EXERCISE OBJECTIVE:
Please quote every line word for word.

-- Start PROVIDED RECORDS --

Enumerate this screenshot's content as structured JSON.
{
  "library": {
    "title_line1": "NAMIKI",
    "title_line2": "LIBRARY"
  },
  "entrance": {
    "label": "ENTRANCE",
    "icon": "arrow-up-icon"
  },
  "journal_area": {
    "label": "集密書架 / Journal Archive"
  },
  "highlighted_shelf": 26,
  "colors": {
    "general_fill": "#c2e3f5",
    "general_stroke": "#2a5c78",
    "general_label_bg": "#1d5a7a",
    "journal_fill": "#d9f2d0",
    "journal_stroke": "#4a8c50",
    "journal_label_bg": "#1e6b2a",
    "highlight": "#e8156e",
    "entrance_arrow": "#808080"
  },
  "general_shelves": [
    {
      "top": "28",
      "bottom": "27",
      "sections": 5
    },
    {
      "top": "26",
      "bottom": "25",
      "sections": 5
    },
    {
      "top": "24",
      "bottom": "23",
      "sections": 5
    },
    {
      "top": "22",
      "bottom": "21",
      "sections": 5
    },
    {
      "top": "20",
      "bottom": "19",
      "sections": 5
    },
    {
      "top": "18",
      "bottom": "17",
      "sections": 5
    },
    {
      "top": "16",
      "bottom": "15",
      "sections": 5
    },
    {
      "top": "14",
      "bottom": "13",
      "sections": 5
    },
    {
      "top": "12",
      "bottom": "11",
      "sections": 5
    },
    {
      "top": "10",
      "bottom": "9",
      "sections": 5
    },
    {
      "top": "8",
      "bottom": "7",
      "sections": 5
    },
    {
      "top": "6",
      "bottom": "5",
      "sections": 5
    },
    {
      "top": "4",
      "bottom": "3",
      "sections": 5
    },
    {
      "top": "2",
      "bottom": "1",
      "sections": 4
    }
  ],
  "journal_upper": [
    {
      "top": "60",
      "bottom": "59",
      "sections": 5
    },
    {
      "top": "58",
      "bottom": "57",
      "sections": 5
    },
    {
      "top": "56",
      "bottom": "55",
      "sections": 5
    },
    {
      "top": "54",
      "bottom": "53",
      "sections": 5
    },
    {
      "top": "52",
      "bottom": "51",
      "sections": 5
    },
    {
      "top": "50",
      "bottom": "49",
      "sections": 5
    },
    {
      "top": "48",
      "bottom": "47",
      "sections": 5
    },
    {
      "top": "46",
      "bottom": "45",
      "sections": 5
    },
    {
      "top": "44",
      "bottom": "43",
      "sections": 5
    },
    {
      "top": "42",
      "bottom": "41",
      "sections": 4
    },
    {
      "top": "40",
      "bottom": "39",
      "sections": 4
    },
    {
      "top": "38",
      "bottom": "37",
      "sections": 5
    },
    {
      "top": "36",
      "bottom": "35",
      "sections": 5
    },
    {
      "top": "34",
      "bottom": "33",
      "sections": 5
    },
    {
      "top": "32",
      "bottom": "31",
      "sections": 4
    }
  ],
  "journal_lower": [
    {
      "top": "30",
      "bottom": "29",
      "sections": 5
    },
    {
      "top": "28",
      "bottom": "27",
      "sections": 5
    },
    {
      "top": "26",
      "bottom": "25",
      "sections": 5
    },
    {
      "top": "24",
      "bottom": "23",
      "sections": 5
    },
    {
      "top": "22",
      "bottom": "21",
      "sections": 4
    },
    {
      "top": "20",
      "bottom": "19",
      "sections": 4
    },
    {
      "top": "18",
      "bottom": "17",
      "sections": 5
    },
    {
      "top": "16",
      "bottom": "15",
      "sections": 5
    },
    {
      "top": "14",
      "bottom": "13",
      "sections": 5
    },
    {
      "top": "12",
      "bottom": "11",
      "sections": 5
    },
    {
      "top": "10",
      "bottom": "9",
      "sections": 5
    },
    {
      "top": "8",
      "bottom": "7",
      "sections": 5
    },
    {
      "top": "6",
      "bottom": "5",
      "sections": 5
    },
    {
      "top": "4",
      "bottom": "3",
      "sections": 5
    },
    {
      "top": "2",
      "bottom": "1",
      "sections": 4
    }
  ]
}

-- End PROVIDED RECORDS --

SOLUTION TO THE EXERCISE:
Enumerate this screenshot's content as structured JSON.
{
  "library": {
    "title_line1": "NAMIKI",
    "title_line2": "LIBRARY"
  },
  "entrance": {
    "label": "ENTRANCE",
    "icon": "arrow-up-icon"
  },
  "journal_area": {
    "label": "集密書架 / Journal Archive"
  },
  "highlighted_shelf": 26,
  "colors": {
    "general_fill": "#c2e3f5",
    "general_stroke": "#2a5c78",
    "general_label_bg": "#1d5a7a",
    "journal_fill": "#d9f2d0",
    "journal_stroke": "#4a8c50",
    "journal_label_bg": "#1e6b2a",
    "highlight": "#e8156e",
    "entrance_arrow": "#808080"
  },
  "general_shelves": [
    {
      "top": "28",
      "bottom": "27",
      "sections": 5
    },
    {
      "top": "26",
      "bottom": "25",
      "sections": 5
    },
    {
      "top": "24",
      "bottom": "23",
      "sections": 5
    },
    {
      "top": "22",
      "bottom": "21",
      "sections": 5
    },
    {
      "top": "20",
      "bottom": "19",
      "sections": 5
    },
    {
      "top": "18",
      "bottom": "17",
      "sections": 5
    },
    {
      "top": "16",
      "bottom": "15",
      "sections": 5
    },
    {
      "top": "14",
      "bottom": "13",
      "sections": 5
    },
    {
      "top": "12",
      "bottom": "11",
      "sections": 5
    },
    {
      "top": "10",
      "bottom": "9",
      "sections": 5
    },
    {
      "top": "8",
      "bottom": "7",
      "sections": 5
    },
    {
      "top": "6",
      "bottom": "5",
      "sections": 5
    },
    {
      "top": "4",
      "bottom": "3",
      "sections": 5
    },
    {
      "top": "2",
      "bottom": "1",
      "sections": 4
    }
  ],
  "journal_upper": [
    {
      "top": "60",
      "bottom": "59",
      "sections": 5
    },
    {
      "top": "58",
      "bottom": "57",
      "sections": 5
    },
    {
      "top": "56",
      "bottom": "55",
      "sections": 5
    },
    {
      "top": "54",
      "bottom": "53",
      "sections": 5
    },
    {
      "top": "52",
      "bottom": "51",
      "sections": 5
    },
    {
      "top": "50",
      "bottom": "49",
      "sections": 5
    },
    {
      "top": "48",
      "bottom": "47",
      "sections": 5
    },
    {
      "top": "46",
      "bottom": "45",
      "sections": 5
    },
    {
      "top": "44",
      "bottom": "43",
      "sections": 5
    },
    {
      "top": "42",
      "bottom": "41",
      "sections": 4
    },
    {
      "top": "40",
      "bottom": "39",
      "sections": 4
    },
    {
      "top": "38",
      "bottom": "37",
      "sections": 5
    },
    {
      "top": "36",
      "bottom": "35",
      "sections": 5
    },
    {
      "top": "34",
      "bottom": "33",
      "sections": 5
    },
    {
      "top": "32",
      "bottom": "31",
      "sections": 4
    }
  ],
  "journal_lower": [
    {
      "top": "30",
      "bottom": "29",
      "sections": 5
    },
    {
      "top": "28",
      "bottom": "27",
      "sections": 5
    },
    {
      "top": "26",
      "bottom": "25",
      "sections": 5
    },
    {
      "top": "24",
      "bottom": "23",
      "sections": 5
    },
    {
      "top": "22",
      "bottom": "21",
      "sections": 4
    },
    {
      "top": "20",
      "bottom": "19",
      "sections": 4
    },
    {
      "top": "18",
      "bottom": "17",
      "sections": 5
    },
    {
      "top": "16",
      "bottom": "15",
      "sections": 5
    },
    {
      "top": "14",
      "bottom": "13",
      "sections": 5
    },
    {
      "top": "12",
      "bottom": "11",
      "sections": 5
    },
    {
      "top": "10",
      "bottom": "9",
      "sections": 5
    },
    {
      "top": "8",
      "bottom": "7",
      "sections": 5
    },
    {
      "top": "6",
      "bottom": "5",
      "sections": 5
    },
    {
      "top": "4",
      "bottom": "3",
      "sections": 5
    },
    {
      "top": "2",
      "bottom": "1",
      "sections": 4
    }
  ]
}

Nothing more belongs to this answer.